#### TASK TO CARRY OUT
Your reply should be one number: the count of lines holding the word "effects".

#### PROVIDED DATA
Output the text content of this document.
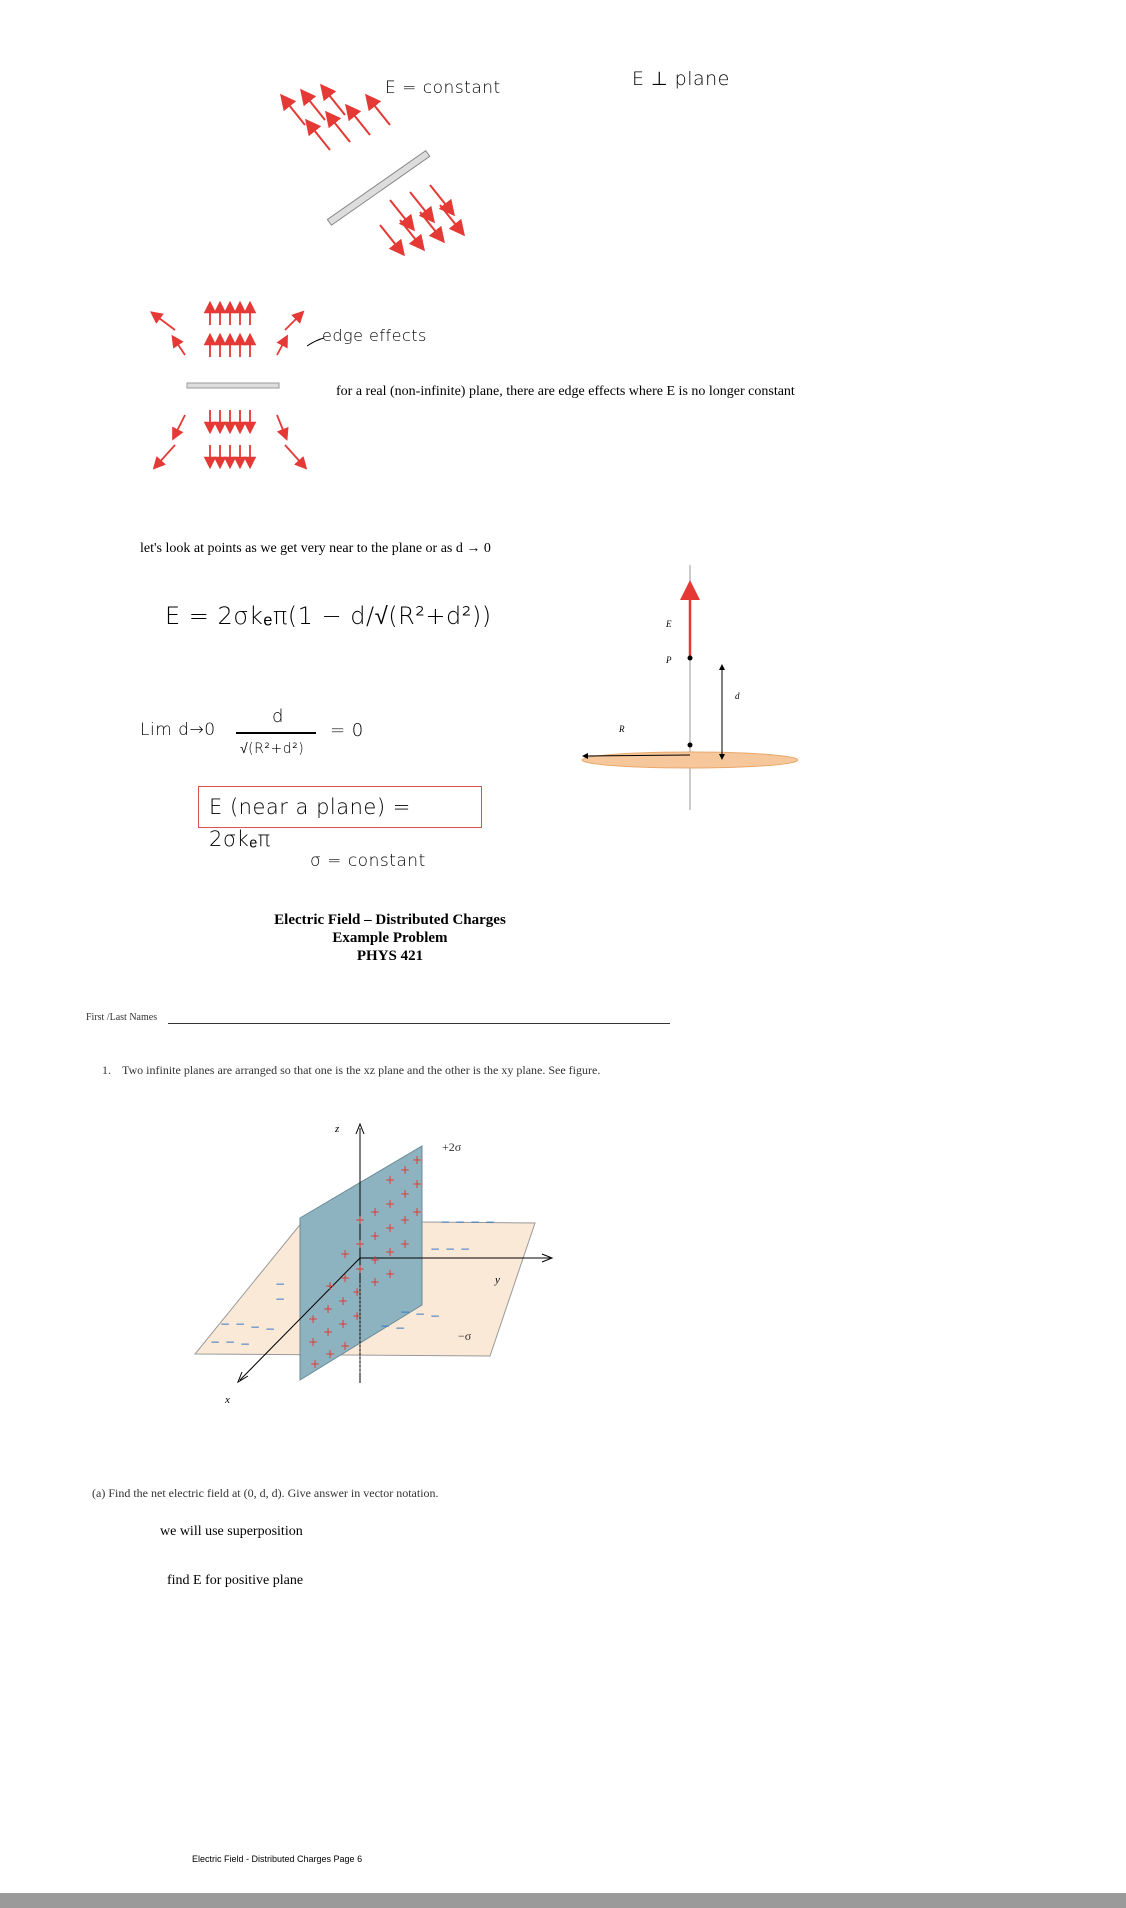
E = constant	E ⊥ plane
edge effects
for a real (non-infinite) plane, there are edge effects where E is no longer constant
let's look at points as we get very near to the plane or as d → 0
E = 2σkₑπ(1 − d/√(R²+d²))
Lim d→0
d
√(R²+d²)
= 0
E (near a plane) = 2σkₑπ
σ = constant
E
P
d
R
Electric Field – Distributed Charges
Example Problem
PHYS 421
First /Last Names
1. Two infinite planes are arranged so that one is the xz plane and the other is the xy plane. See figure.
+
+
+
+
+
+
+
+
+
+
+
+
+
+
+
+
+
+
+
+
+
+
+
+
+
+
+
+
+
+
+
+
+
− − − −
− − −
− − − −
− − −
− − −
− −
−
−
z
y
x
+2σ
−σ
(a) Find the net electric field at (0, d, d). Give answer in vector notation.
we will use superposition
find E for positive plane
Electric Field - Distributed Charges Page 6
--
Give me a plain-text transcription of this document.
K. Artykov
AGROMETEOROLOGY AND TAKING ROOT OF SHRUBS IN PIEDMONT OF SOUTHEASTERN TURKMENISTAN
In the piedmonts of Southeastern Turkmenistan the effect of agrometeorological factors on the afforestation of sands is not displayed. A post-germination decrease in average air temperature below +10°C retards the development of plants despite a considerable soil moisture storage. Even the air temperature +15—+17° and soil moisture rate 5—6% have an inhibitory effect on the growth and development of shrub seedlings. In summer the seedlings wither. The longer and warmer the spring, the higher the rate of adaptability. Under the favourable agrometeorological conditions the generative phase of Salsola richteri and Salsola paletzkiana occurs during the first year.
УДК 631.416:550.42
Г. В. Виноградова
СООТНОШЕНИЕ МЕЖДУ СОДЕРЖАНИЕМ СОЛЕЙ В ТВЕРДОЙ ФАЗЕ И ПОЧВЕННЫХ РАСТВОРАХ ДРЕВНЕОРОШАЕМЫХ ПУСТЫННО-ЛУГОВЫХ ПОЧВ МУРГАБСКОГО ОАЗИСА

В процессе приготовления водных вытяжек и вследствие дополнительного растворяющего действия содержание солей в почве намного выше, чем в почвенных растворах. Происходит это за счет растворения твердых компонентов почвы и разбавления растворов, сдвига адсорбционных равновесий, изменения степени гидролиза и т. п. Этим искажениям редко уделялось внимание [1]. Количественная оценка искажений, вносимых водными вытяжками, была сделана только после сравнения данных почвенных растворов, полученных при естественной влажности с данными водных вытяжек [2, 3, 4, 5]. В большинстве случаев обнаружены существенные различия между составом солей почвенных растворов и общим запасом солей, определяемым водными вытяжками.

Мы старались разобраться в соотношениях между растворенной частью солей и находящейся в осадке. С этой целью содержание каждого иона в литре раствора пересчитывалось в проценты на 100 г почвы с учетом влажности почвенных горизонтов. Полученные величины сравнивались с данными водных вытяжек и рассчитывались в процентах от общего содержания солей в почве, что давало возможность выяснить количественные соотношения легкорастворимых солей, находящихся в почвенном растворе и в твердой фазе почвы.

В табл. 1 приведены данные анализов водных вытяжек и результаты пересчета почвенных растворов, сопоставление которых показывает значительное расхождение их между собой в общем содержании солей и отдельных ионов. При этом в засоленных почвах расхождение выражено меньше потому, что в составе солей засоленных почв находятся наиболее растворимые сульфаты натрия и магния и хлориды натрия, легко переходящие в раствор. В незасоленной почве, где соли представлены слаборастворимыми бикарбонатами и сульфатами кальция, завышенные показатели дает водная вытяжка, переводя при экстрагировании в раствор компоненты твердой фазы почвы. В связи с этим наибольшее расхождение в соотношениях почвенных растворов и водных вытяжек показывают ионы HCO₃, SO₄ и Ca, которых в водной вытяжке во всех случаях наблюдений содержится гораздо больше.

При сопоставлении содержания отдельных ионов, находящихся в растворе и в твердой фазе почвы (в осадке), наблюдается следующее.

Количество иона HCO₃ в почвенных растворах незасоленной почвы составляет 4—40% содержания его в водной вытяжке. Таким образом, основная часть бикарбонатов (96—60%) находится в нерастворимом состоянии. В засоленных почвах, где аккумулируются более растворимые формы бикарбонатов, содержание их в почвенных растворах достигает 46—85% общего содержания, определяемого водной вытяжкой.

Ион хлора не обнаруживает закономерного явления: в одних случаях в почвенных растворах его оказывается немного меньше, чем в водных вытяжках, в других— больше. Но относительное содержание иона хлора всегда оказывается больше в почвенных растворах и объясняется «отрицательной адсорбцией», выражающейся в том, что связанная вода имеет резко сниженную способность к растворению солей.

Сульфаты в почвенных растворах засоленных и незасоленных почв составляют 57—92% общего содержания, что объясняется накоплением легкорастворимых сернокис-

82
---
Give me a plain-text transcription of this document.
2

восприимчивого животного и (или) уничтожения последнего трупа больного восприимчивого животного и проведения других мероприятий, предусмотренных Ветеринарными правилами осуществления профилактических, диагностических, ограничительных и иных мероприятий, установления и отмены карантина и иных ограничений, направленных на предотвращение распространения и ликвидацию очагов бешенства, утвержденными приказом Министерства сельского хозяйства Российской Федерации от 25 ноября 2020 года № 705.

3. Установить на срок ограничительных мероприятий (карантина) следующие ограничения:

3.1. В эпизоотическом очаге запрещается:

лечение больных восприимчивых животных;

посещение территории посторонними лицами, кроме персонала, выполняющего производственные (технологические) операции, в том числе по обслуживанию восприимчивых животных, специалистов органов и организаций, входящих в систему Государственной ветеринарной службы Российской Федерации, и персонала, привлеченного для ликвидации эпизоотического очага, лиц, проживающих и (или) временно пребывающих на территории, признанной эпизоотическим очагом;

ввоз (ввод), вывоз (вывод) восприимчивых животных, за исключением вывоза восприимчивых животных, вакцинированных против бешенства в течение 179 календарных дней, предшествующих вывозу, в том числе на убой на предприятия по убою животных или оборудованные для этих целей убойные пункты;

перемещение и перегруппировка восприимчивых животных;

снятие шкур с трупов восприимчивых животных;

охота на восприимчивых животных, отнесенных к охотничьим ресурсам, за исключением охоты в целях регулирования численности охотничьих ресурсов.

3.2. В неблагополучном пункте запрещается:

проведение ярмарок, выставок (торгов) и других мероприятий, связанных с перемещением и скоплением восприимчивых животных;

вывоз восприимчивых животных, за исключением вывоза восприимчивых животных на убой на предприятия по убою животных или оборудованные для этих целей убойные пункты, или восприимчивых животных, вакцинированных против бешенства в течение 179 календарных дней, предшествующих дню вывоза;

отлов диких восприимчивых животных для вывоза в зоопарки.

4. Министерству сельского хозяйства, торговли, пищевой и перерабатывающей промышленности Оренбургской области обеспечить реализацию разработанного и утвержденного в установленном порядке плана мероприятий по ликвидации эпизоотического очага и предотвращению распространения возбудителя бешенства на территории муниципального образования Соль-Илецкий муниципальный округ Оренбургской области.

#### ANSWER FOR THIS EXERCISE
2